EXERCISE TEXT:
Tuesday, November 26, 2013

On Breaking Down Gender Stereotypes

Once again, I will not be supporting the GoldieBlox company, in spite of its stated goal to "break down gender stereotypes." In what one online friend referred to as a "jerkmove," GoldieBlox is threatening to sue the Beastie Boys to preempt a copyright infringement case over the use of the rap group's "Girls" song in a commercial. The Beastie Boys have published an open letter in the NYT.

I am so annoyed by this pseudo-feminist company that I can't even repost the original GoldieBlox commercial, even though it offers what I find to be a clever parody of the Beastie Boys song because I think the toy is a stupid gimmick. It features a conventionally pretty, able-bodied girl with long blonde hair. Sometimes she has an African American sidekick who is also as pretty as a Barbie. The toy does nothing to "break down gender stereotypes" other than give these characters pastel colored tools.


Saturday, November 2, 2013

Just a quick little OMG

I did my first tweet ever for #AcWriMo.

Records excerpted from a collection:
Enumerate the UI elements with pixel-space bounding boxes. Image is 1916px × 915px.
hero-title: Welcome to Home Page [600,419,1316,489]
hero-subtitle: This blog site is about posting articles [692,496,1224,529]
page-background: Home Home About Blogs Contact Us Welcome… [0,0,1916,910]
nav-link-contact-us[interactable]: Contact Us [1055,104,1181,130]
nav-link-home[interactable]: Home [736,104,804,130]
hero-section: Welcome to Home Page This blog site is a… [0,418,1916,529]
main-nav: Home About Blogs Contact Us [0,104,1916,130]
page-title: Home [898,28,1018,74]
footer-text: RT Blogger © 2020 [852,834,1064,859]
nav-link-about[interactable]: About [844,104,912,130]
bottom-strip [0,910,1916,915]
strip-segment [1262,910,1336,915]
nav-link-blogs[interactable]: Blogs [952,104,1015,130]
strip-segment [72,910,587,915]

TASK REQUIREMENTS: Reproduce the portion of the blog page starting at "On Breaking Down" and ending at "in the NYT.".

TASK OUTPUT:
On Breaking Down Gender Stereotypes

Once again, I will not be supporting the GoldieBlox company, in spite of its stated goal to "break down gender stereotypes." In what one online friend referred to as a "jerkmove," GoldieBlox is threatening to sue the Beastie Boys to preempt a copyright infringement case over the use of the rap group's "Girls" song in a commercial. The Beastie Boys have published an open letter in the NYT.